Exercise objective >> Determine the number of lines in the listing below where the string "posteriore" occurs; answer with the number alone.

[Dataset excerpt]
━━━
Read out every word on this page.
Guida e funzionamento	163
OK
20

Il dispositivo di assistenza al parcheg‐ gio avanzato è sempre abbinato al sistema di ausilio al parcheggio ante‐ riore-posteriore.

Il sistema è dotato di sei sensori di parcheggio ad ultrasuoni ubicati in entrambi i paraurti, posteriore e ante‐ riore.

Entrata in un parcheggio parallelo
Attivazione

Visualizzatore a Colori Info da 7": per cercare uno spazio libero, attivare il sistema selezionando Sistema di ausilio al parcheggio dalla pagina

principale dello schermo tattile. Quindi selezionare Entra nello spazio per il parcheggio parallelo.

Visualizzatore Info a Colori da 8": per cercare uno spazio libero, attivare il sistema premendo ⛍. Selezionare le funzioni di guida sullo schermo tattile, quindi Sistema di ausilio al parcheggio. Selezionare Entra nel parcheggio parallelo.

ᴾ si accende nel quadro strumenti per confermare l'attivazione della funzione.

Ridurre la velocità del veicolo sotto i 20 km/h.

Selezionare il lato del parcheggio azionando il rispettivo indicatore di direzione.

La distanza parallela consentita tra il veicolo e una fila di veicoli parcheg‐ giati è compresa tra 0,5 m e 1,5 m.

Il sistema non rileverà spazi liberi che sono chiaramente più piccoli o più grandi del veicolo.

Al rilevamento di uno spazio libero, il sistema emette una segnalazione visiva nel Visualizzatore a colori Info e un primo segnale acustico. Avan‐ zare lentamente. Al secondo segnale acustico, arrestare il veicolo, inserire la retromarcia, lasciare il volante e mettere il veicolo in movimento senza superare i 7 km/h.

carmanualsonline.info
━━━
Answer to this exercise >> 2